EXERCISE DIRECTIONS –
Transcribe the listing in full, excluding any pictures.

ENTRIES SHOWN –
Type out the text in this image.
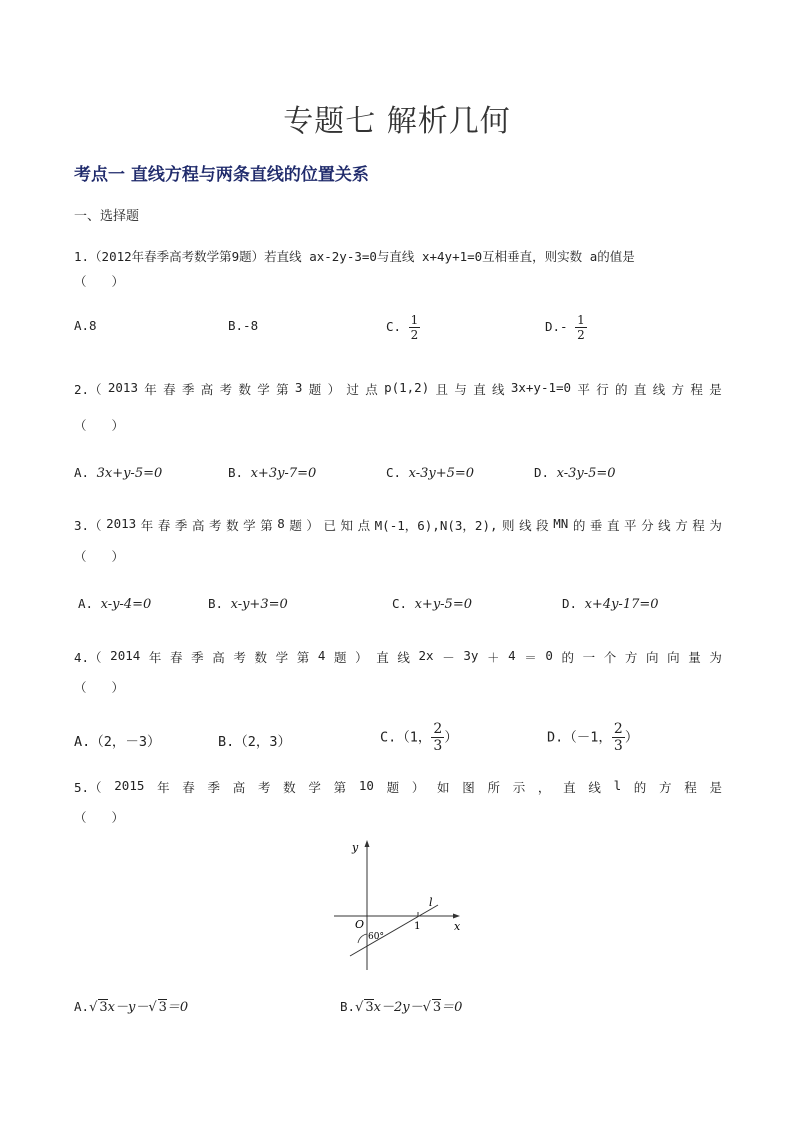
专题七 解析几何
考点一 直线方程与两条直线的位置关系
一、选择题
1.（2012年春季高考数学第9题）若直线 ax-2y-3=0与直线 x+4y+1=0互相垂直，则实数 a的值是
（　　）
A.8	B.-8	C. $\frac{1}{2}$	$D.- \frac{1}{2}$
2.（ 2013 年 春 季 高 考 数 学 第 3 题 ） 过 点 p(1,2) 且 与 直 线 3x+y-1=0 平 行 的 直 线 方 程 是
（　　）
A. 3x+y-5=0	B. x+3y-7=0	C. x-3y+5=0	D. x-3y-5=0
3.（ 2013 年 春 季 高 考 数 学 第 8 题 ） 已 知 点 M(-1，6),N(3，2), 则 线 段 MN 的 垂 直 平 分 线 方 程 为
（　　）
A. x-y-4=0	B. x-y+3=0	C. x+y-5=0	D. x+4y-17=0
4.（ 2014 年 春 季 高 考 数 学 第 4 题 ） 直 线 2x － 3y ＋ 4 ＝ 0 的 一 个 方 向 向 量 为
（　　）
A.（2，－3）	B.（2，3）	C.（1， $\frac{2}{3}$ ）	D.（－1， $\frac{2}{3}$ ）
5.（ 2015 年 春 季 高 考 数 学 第 10 题 ） 如 图 所 示 ， 直 线 l 的 方 程 是
（　　）
y
x
O	1
l
60°
A.√ 3x－y－√ 3＝0	B.√ 3x－2y－√ 3＝0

THE ANSWER –
Type out the text in this image.
专题七 解析几何
考点一 直线方程与两条直线的位置关系
一、选择题
1.（2012年春季高考数学第9题）若直线 ax-2y-3=0与直线 x+4y+1=0互相垂直，则实数 a的值是
（　　）
A.8	B.-8	C. $\frac{1}{2}$	$D.- \frac{1}{2}$
2.（ 2013 年 春 季 高 考 数 学 第 3 题 ） 过 点 p(1,2) 且 与 直 线 3x+y-1=0 平 行 的 直 线 方 程 是
（　　）
A. 3x+y-5=0	B. x+3y-7=0	C. x-3y+5=0	D. x-3y-5=0
3.（ 2013 年 春 季 高 考 数 学 第 8 题 ） 已 知 点 M(-1，6),N(3，2), 则 线 段 MN 的 垂 直 平 分 线 方 程 为
（　　）
A. x-y-4=0	B. x-y+3=0	C. x+y-5=0	D. x+4y-17=0
4.（ 2014 年 春 季 高 考 数 学 第 4 题 ） 直 线 2x － 3y ＋ 4 ＝ 0 的 一 个 方 向 向 量 为
（　　）
A.（2，－3）	B.（2，3）	C.（1， $\frac{2}{3}$ ）	D.（－1， $\frac{2}{3}$ ）
5.（ 2015 年 春 季 高 考 数 学 第 10 题 ） 如 图 所 示 ， 直 线 l 的 方 程 是
（　　）
y
x
O	1
l
60°
A.√ 3x－y－√ 3＝0	B.√ 3x－2y－√ 3＝0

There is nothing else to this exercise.